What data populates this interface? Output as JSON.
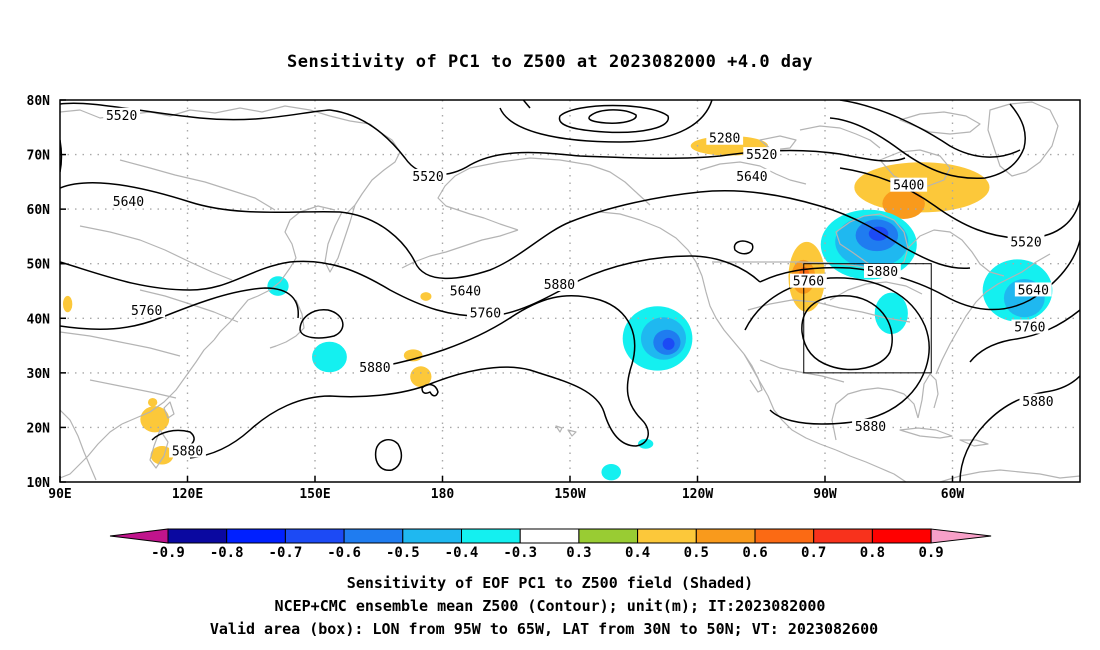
{
  "title": "Sensitivity of PC1 to Z500 at 2023082000 +4.0 day",
  "axes": {
    "lon_ticks": [
      "90E",
      "120E",
      "150E",
      "180",
      "150W",
      "120W",
      "90W",
      "60W"
    ],
    "lat_ticks": [
      "80N",
      "70N",
      "60N",
      "50N",
      "40N",
      "30N",
      "20N",
      "10N"
    ],
    "lon_range": [
      90,
      330
    ],
    "lat_range": [
      10,
      80
    ],
    "grid": "dotted"
  },
  "colorbar": {
    "labels": [
      "-0.9",
      "-0.8",
      "-0.7",
      "-0.6",
      "-0.5",
      "-0.4",
      "-0.3",
      "0.3",
      "0.4",
      "0.5",
      "0.6",
      "0.7",
      "0.8",
      "0.9"
    ],
    "colors": [
      "#0a08a0",
      "#0020ff",
      "#1c4af5",
      "#1f7cf0",
      "#1fb8f0",
      "#14f0f0",
      "#ffffff",
      "#99cc33",
      "#fcc83a",
      "#f99a1c",
      "#fb6a14",
      "#f8321c",
      "#ff0000"
    ],
    "low_extend_color": "#c0148c",
    "high_extend_color": "#f7a0c8"
  },
  "contour_labels": [
    {
      "text": "5520",
      "lon": 104.5,
      "lat": 77.1
    },
    {
      "text": "5280",
      "lon": 246.4,
      "lat": 72.9
    },
    {
      "text": "5520",
      "lon": 255.1,
      "lat": 69.9
    },
    {
      "text": "5520",
      "lon": 176.6,
      "lat": 65.9
    },
    {
      "text": "5640",
      "lon": 106.1,
      "lat": 61.3
    },
    {
      "text": "5640",
      "lon": 252.8,
      "lat": 65.9
    },
    {
      "text": "5400",
      "lon": 289.7,
      "lat": 64.3
    },
    {
      "text": "5640",
      "lon": 185.4,
      "lat": 44.9
    },
    {
      "text": "5760",
      "lon": 110.4,
      "lat": 41.3
    },
    {
      "text": "5760",
      "lon": 190.1,
      "lat": 40.9
    },
    {
      "text": "5880",
      "lon": 207.5,
      "lat": 46.1
    },
    {
      "text": "5760",
      "lon": 266.1,
      "lat": 46.7
    },
    {
      "text": "5880",
      "lon": 283.5,
      "lat": 48.5
    },
    {
      "text": "5520",
      "lon": 317.3,
      "lat": 53.9
    },
    {
      "text": "5640",
      "lon": 319.0,
      "lat": 45.1
    },
    {
      "text": "5760",
      "lon": 318.2,
      "lat": 38.3
    },
    {
      "text": "5880",
      "lon": 164.1,
      "lat": 30.9
    },
    {
      "text": "5880",
      "lon": 120.0,
      "lat": 15.6
    },
    {
      "text": "5880",
      "lon": 280.7,
      "lat": 20.1
    },
    {
      "text": "5880",
      "lon": 320.1,
      "lat": 24.7
    }
  ],
  "shaded_regions": [
    {
      "value": 0.4,
      "lon": 247.5,
      "lat": 71.6,
      "rx": 9.1,
      "ry": 1.8
    },
    {
      "value": 0.4,
      "lon": 292.8,
      "lat": 64.0,
      "rx": 15.9,
      "ry": 4.6
    },
    {
      "value": 0.5,
      "lon": 288.5,
      "lat": 61.0,
      "rx": 5.0,
      "ry": 2.8
    },
    {
      "value": 0.4,
      "lon": 265.7,
      "lat": 47.6,
      "rx": 4.3,
      "ry": 6.4
    },
    {
      "value": 0.5,
      "lon": 264.9,
      "lat": 47.6,
      "rx": 2.8,
      "ry": 3.1
    },
    {
      "value": 0.6,
      "lon": 265.1,
      "lat": 47.9,
      "rx": 1.2,
      "ry": 1.5
    },
    {
      "value": -0.4,
      "lon": 280.3,
      "lat": 53.5,
      "rx": 11.3,
      "ry": 6.4
    },
    {
      "value": -0.5,
      "lon": 281.0,
      "lat": 54.0,
      "rx": 8.6,
      "ry": 4.8
    },
    {
      "value": -0.6,
      "lon": 282.2,
      "lat": 55.2,
      "rx": 5.0,
      "ry": 2.9
    },
    {
      "value": -0.7,
      "lon": 282.6,
      "lat": 55.5,
      "rx": 2.3,
      "ry": 1.3
    },
    {
      "value": -0.4,
      "lon": 285.6,
      "lat": 40.9,
      "rx": 3.9,
      "ry": 3.8
    },
    {
      "value": -0.4,
      "lon": 315.3,
      "lat": 45.1,
      "rx": 8.2,
      "ry": 5.7
    },
    {
      "value": -0.5,
      "lon": 316.9,
      "lat": 43.7,
      "rx": 4.8,
      "ry": 3.5
    },
    {
      "value": -0.4,
      "lon": 230.6,
      "lat": 36.3,
      "rx": 8.2,
      "ry": 5.9
    },
    {
      "value": -0.5,
      "lon": 232.0,
      "lat": 36.3,
      "rx": 5.3,
      "ry": 3.9
    },
    {
      "value": -0.6,
      "lon": 232.8,
      "lat": 35.6,
      "rx": 3.2,
      "ry": 2.3
    },
    {
      "value": -0.7,
      "lon": 233.2,
      "lat": 35.3,
      "rx": 1.4,
      "ry": 1.1
    },
    {
      "value": -0.4,
      "lon": 227.8,
      "lat": 17.0,
      "rx": 1.8,
      "ry": 0.9
    },
    {
      "value": -0.4,
      "lon": 219.7,
      "lat": 11.8,
      "rx": 2.3,
      "ry": 1.5
    },
    {
      "value": -0.4,
      "lon": 153.4,
      "lat": 32.9,
      "rx": 4.1,
      "ry": 2.8
    },
    {
      "value": -0.4,
      "lon": 141.3,
      "lat": 45.9,
      "rx": 2.5,
      "ry": 1.8
    },
    {
      "value": 0.4,
      "lon": 173.1,
      "lat": 33.2,
      "rx": 2.2,
      "ry": 1.1
    },
    {
      "value": 0.4,
      "lon": 174.9,
      "lat": 29.3,
      "rx": 2.5,
      "ry": 1.9
    },
    {
      "value": 0.4,
      "lon": 176.1,
      "lat": 44.0,
      "rx": 1.3,
      "ry": 0.8
    },
    {
      "value": 0.4,
      "lon": 91.8,
      "lat": 42.6,
      "rx": 1.1,
      "ry": 1.5
    },
    {
      "value": 0.4,
      "lon": 112.3,
      "lat": 21.5,
      "rx": 3.4,
      "ry": 2.4
    },
    {
      "value": 0.4,
      "lon": 114.0,
      "lat": 14.9,
      "rx": 2.7,
      "ry": 1.7
    },
    {
      "value": 0.4,
      "lon": 111.8,
      "lat": 24.6,
      "rx": 1.1,
      "ry": 0.8
    }
  ],
  "valid_box": {
    "lon": [
      265,
      295
    ],
    "lat": [
      30,
      50
    ]
  },
  "caption": {
    "line1": "Sensitivity of EOF PC1 to Z500 field (Shaded)",
    "line2": "NCEP+CMC ensemble mean Z500 (Contour); unit(m); IT:2023082000",
    "line3": "Valid area (box): LON from 95W to 65W, LAT from 30N to 50N; VT: 2023082600"
  }
}
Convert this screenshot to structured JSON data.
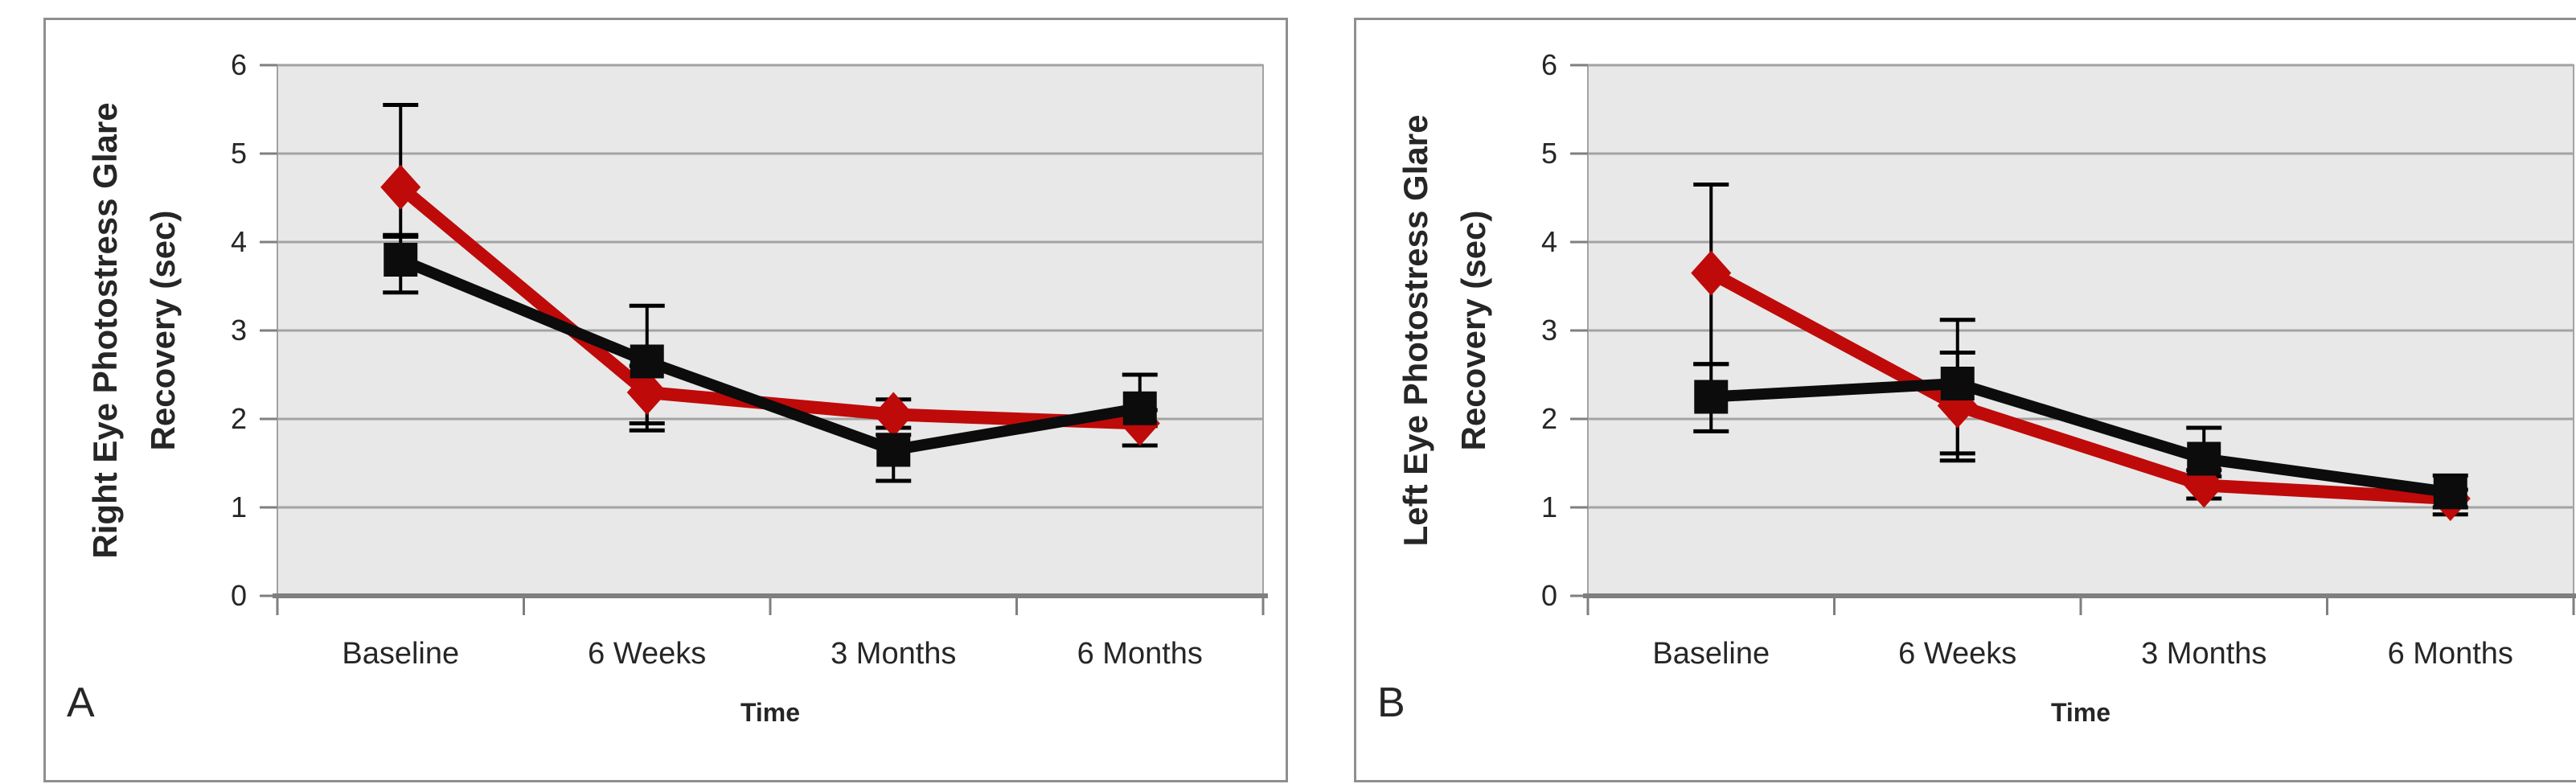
{
  "figure": {
    "background": "#ffffff",
    "panel_border_color": "#8f8f8f"
  },
  "colors": {
    "plot_bg": "#e9e8e8",
    "gridline": "#a3a3a3",
    "axis": "#7f7f7f",
    "text": "#262626",
    "error_bar": "#000000",
    "series_red": "#bf0a0a",
    "series_black": "#0c0c0c"
  },
  "chart_data": [
    {
      "type": "line",
      "panel_label": "A",
      "title": "",
      "ylabel_line1": "Right Eye Photostress Glare",
      "ylabel_line2": "Recovery (sec)",
      "xlabel": "Time",
      "categories": [
        "Baseline",
        "6 Weeks",
        "3 Months",
        "6 Months"
      ],
      "y_ticks": [
        0,
        1,
        2,
        3,
        4,
        5,
        6
      ],
      "ylim": [
        0,
        6
      ],
      "grid": "horizontal",
      "legend": "none",
      "series": [
        {
          "name": "red-diamond-series",
          "marker": "diamond",
          "color": "#bf0a0a",
          "values": [
            4.62,
            2.3,
            2.05,
            1.95
          ],
          "err_hi": [
            5.55,
            2.6,
            2.22,
            2.1
          ],
          "err_lo": [
            4.06,
            1.95,
            1.9,
            1.7
          ]
        },
        {
          "name": "black-square-series",
          "marker": "square",
          "color": "#0c0c0c",
          "values": [
            3.8,
            2.65,
            1.65,
            2.12
          ],
          "err_hi": [
            4.08,
            3.28,
            1.82,
            2.5
          ],
          "err_lo": [
            3.43,
            1.87,
            1.3,
            1.92
          ]
        }
      ]
    },
    {
      "type": "line",
      "panel_label": "B",
      "title": "",
      "ylabel_line1": "Left Eye Photostress Glare",
      "ylabel_line2": "Recovery (sec)",
      "xlabel": "Time",
      "categories": [
        "Baseline",
        "6 Weeks",
        "3 Months",
        "6 Months"
      ],
      "y_ticks": [
        0,
        1,
        2,
        3,
        4,
        5,
        6
      ],
      "ylim": [
        0,
        6
      ],
      "grid": "horizontal",
      "legend": "none",
      "series": [
        {
          "name": "red-diamond-series",
          "marker": "diamond",
          "color": "#bf0a0a",
          "values": [
            3.65,
            2.15,
            1.25,
            1.1
          ],
          "err_hi": [
            4.65,
            2.75,
            1.42,
            1.2
          ],
          "err_lo": [
            2.62,
            1.61,
            1.1,
            1.0
          ]
        },
        {
          "name": "black-square-series",
          "marker": "square",
          "color": "#0c0c0c",
          "values": [
            2.25,
            2.4,
            1.55,
            1.17
          ],
          "err_hi": [
            2.62,
            3.12,
            1.9,
            1.36
          ],
          "err_lo": [
            1.86,
            1.53,
            1.35,
            0.92
          ]
        }
      ]
    }
  ]
}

> STATED EXERCISE: Go through the listing above and locate each line that holds the word "Photostress". Copy those lines.

> TASK OUTPUT:
      "ylabel_line1": "Right Eye Photostress Glare",
      "ylabel_line1": "Left Eye Photostress Glare",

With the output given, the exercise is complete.